Extract:
►
Attributions of collective obligations and collective responsibility or blameworthiness to non- agential groups form an important part of moral cognition. But they raise difficult problems of interpretation.

What I have hoped to do in this chapter is to make clear what the central problems are, outline some of the phenomena that need to be accounted for, and point to problems and prospects for some existing proposals. In my view, the most promising accounts understand collective obligations and blameworthiness as involving the very same relations as their individual counterparts and ground both in demands on individual agents to care about morally important matters. But whether or not such accounts are ultimately successful, I hope that they help to further clarify both the phenomena and the problems they raise.

Acknowledgments

The chapter has greatly benefited from comments on earlier versions at the Moral and Practical Philosophy Seminar at UCSD, the Seminar in Practical Philosophy and Political Theory at the University of Gothenburg, and the Higher Seminar in Practical Philosophy at Stockholm University, as well as from comments by Dick Arneson, Bill Wringe, Anne Schwenkenbecher, Benjamin Matheson, Stephanie Collins, Frank Hindriks, Niels de Haan, David Copp, Olle Blomberg, Saba Bazargan-Forward, and Deborah Tollefsen.

Notes

1 This claim might seem problematic for what we might call “institutional” groups, such as committees or task forces created to fill a particular role in an organization or in society (cf. Copp 2007). But insofar as it is plausible that these are under moral obligations proper rather than merely subject to morally grounded institutional norms, I take this to be because they come close to satisfying standard requirements of moral agency.
◄
Given records:
►
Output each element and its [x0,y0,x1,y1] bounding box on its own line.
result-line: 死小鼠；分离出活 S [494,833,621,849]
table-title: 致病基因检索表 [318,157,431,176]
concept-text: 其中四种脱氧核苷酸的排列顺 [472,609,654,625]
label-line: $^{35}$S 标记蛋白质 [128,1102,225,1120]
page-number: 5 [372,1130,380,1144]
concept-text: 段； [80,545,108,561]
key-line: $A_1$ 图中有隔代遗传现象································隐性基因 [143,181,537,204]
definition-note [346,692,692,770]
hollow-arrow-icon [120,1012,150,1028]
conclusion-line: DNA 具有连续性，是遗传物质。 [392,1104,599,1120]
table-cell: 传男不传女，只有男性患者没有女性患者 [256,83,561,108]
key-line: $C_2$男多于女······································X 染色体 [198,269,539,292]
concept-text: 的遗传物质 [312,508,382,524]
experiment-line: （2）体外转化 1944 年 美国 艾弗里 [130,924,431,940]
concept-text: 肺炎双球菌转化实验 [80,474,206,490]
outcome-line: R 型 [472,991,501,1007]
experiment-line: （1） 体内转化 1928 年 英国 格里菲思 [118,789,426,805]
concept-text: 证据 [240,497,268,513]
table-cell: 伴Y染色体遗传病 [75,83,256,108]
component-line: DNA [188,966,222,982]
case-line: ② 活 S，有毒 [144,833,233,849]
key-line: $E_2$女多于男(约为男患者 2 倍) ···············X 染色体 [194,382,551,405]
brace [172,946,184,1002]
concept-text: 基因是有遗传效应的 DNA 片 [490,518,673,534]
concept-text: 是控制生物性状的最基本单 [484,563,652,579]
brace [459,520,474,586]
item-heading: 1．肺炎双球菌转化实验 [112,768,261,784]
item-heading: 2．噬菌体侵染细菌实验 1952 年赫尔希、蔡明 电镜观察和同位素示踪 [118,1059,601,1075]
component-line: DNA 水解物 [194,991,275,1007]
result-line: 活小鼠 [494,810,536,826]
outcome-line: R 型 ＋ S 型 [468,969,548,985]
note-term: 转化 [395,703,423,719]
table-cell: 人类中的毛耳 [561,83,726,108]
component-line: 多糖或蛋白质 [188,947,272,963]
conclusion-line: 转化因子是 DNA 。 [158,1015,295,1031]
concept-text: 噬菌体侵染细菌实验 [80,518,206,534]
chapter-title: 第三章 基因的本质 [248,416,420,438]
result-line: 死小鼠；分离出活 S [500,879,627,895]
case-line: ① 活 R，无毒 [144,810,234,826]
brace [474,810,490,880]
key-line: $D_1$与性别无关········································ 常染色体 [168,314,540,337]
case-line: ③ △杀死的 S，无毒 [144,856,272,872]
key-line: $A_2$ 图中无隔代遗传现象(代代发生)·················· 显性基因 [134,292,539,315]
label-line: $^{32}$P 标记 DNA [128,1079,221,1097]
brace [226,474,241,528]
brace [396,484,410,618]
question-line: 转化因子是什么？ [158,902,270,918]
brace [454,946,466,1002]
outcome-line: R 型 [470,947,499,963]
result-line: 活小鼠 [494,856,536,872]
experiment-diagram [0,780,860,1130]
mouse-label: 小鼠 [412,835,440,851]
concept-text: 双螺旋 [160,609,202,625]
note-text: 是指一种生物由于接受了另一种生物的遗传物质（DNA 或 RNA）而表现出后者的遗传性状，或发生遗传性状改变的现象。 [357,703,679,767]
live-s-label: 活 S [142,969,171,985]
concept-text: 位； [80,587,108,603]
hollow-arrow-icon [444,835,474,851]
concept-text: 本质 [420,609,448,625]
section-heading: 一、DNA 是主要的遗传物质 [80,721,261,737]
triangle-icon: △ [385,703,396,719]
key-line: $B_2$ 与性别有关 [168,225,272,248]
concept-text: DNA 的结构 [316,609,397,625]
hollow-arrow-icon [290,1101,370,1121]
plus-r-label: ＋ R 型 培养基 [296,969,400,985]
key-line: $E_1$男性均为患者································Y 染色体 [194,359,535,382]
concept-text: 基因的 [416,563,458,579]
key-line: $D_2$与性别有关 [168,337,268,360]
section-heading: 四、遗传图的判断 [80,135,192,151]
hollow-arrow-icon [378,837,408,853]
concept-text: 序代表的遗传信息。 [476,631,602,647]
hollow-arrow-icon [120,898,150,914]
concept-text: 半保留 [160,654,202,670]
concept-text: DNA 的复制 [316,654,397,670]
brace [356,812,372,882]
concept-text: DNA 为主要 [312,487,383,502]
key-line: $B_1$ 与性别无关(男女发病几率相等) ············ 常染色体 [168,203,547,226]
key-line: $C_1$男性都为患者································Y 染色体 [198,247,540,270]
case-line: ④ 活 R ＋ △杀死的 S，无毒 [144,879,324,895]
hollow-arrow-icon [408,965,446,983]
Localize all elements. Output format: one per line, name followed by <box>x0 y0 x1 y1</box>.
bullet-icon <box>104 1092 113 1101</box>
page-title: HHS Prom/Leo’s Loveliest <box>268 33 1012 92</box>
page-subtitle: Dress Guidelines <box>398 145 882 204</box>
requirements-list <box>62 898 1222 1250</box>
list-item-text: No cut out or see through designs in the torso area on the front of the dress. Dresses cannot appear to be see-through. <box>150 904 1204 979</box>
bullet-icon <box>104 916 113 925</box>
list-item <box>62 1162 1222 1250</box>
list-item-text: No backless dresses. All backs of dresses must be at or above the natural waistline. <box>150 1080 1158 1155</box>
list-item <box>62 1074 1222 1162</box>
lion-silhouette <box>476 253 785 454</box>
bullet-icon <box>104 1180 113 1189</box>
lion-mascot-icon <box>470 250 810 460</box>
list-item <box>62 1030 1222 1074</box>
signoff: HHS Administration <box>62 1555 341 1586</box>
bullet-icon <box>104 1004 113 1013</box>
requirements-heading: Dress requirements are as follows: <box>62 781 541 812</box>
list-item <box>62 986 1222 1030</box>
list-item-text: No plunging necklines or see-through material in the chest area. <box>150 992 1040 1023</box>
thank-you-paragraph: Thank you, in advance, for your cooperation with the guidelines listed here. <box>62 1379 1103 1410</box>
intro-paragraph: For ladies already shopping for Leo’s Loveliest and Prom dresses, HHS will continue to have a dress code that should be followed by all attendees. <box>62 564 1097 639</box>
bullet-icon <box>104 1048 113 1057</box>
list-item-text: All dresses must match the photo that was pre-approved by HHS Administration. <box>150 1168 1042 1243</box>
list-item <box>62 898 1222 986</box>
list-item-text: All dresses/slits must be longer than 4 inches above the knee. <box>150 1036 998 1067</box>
◄
►
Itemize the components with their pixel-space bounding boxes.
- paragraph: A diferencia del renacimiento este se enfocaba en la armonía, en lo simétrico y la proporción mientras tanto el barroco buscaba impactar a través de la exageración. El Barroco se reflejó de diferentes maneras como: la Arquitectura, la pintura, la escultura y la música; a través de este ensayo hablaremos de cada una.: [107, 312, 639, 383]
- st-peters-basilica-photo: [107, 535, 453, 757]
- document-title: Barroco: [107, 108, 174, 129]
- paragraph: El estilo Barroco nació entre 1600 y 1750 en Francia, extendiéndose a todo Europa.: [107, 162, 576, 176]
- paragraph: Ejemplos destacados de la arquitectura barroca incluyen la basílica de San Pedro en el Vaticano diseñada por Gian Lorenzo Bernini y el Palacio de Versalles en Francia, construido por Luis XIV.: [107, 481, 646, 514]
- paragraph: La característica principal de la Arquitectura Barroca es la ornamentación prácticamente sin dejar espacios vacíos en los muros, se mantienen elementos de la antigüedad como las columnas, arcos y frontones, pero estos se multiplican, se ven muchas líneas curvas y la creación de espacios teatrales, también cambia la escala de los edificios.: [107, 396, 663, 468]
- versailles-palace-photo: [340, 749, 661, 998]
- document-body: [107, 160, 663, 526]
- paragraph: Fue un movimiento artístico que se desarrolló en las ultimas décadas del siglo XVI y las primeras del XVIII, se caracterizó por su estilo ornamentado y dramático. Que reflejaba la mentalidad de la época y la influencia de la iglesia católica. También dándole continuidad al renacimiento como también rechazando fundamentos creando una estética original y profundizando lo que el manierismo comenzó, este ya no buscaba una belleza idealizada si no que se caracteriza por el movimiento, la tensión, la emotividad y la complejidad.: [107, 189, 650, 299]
◄
Given task: Copy verbatim everything from "What I have" down to "problems they raise." in the passage on collective obligations.

Response to this exercise:
What I have hoped to do in this chapter is to make clear what the central problems are, outline some of the phenomena that need to be accounted for, and point to problems and prospects for some existing proposals. In my view, the most promising accounts understand collective obligations and blameworthiness as involving the very same relations as their individual counterparts and ground both in demands on individual agents to care about morally important matters. But whether or not such accounts are ultimately successful, I hope that they help to further clarify both the phenomena and the problems they raise.